EXERCISE DESCRIPTION>
Examine the material below. Gather every line in which the string "Lovastatin" appears.
##### DATA SHOWN #####
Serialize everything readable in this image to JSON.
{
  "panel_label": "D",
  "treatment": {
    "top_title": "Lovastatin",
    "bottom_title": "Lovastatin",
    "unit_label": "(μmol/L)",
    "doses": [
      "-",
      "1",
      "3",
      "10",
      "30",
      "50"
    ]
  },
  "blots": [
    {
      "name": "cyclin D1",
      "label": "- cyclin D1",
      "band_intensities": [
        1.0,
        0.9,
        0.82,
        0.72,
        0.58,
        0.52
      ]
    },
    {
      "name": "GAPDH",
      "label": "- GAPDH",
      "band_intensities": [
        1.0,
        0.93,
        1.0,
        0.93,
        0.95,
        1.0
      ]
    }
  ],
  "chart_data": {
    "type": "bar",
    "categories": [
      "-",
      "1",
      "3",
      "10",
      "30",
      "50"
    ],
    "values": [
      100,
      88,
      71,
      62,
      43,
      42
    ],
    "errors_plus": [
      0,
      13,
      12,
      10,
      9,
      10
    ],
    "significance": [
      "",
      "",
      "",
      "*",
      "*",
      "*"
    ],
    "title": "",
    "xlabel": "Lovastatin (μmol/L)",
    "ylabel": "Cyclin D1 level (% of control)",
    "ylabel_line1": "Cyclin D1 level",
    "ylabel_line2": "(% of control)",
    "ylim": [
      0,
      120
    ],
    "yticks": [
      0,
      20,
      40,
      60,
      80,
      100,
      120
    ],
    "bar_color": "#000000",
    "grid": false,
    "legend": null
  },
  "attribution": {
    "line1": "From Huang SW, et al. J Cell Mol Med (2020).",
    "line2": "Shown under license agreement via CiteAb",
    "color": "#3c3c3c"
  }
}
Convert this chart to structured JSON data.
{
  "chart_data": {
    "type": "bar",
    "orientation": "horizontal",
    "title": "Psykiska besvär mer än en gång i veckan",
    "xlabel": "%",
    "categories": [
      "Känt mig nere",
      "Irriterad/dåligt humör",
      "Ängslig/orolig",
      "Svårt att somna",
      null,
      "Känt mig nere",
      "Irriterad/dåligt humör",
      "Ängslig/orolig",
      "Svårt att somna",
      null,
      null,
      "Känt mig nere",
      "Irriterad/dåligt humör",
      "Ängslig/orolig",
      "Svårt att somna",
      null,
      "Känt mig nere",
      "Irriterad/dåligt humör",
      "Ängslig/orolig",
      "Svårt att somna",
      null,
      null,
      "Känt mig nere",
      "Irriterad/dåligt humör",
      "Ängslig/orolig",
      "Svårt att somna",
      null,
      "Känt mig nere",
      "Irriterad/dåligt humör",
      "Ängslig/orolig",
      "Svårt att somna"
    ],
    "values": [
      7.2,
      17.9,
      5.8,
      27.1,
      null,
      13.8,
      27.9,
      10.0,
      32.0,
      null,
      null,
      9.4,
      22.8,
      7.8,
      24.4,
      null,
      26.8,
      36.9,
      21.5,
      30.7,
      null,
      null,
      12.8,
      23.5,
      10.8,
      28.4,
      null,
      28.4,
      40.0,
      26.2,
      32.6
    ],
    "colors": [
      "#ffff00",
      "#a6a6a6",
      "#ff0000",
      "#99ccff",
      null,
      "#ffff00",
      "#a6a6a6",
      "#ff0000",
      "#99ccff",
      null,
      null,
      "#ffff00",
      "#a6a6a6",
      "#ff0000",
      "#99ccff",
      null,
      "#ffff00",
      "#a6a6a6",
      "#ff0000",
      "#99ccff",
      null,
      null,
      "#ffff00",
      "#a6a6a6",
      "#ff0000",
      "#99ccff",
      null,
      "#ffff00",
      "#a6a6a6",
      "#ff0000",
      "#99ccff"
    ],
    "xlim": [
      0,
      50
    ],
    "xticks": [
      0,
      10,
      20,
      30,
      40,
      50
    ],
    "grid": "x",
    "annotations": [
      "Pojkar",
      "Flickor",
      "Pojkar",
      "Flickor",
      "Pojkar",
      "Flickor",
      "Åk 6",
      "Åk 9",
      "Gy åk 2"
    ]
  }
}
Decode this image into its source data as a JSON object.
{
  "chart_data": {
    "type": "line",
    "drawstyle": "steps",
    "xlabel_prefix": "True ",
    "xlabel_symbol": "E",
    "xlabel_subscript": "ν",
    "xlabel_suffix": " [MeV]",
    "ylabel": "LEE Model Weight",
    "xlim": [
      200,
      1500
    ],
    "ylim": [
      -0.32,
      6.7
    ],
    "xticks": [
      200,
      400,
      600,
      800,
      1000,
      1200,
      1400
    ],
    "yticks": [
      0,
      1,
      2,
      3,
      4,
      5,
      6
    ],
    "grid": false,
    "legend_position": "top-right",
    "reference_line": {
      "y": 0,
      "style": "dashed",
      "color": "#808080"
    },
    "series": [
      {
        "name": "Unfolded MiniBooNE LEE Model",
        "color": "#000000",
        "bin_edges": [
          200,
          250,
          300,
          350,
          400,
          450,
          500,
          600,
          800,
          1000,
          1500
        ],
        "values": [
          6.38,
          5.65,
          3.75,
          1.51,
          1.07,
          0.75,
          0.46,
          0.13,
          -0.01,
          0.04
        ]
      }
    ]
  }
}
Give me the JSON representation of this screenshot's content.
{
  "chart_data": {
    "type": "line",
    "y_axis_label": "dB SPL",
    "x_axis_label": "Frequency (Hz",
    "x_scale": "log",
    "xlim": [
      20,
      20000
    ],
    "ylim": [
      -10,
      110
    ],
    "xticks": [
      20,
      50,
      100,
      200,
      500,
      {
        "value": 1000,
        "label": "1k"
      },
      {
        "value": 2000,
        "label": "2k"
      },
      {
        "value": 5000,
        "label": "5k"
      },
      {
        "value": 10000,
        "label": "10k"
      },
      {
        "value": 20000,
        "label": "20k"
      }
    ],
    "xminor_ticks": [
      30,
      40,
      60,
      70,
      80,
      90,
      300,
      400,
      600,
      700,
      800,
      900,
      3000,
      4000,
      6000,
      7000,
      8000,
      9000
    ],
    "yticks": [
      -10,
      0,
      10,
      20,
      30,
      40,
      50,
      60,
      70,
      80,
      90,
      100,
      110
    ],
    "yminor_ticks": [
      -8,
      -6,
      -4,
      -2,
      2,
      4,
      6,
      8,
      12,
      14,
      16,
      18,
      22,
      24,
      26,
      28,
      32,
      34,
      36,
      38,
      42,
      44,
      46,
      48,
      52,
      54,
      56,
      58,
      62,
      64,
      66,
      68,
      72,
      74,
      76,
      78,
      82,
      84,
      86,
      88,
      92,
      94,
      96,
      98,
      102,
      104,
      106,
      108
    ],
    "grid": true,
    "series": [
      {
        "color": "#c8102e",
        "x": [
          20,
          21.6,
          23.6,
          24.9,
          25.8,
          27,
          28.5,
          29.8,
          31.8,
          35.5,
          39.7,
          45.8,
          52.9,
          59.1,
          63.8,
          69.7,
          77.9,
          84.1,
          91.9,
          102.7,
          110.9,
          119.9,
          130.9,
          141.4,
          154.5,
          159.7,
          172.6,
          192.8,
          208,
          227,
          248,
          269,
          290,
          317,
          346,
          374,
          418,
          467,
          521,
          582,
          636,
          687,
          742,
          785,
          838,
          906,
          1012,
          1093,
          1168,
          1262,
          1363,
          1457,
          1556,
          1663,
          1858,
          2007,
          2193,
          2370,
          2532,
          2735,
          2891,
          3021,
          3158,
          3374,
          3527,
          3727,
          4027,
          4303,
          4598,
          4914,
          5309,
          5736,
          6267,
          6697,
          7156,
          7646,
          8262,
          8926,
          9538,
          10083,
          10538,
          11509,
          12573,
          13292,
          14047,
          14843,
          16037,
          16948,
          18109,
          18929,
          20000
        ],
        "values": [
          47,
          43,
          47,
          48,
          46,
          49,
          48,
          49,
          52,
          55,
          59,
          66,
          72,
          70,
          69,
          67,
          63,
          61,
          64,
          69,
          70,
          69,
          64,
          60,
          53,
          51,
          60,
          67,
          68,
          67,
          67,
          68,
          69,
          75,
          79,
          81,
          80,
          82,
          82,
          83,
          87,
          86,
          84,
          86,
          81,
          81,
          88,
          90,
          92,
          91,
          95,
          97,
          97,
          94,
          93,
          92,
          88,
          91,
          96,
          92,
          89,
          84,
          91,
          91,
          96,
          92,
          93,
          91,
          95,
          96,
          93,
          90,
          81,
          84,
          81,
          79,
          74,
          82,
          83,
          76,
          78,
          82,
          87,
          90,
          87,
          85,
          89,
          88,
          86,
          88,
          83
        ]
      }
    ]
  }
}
#####
OUTPUT>
    "top_title": "Lovastatin",
    "bottom_title": "Lovastatin",
    "xlabel": "Lovastatin (μmol/L)",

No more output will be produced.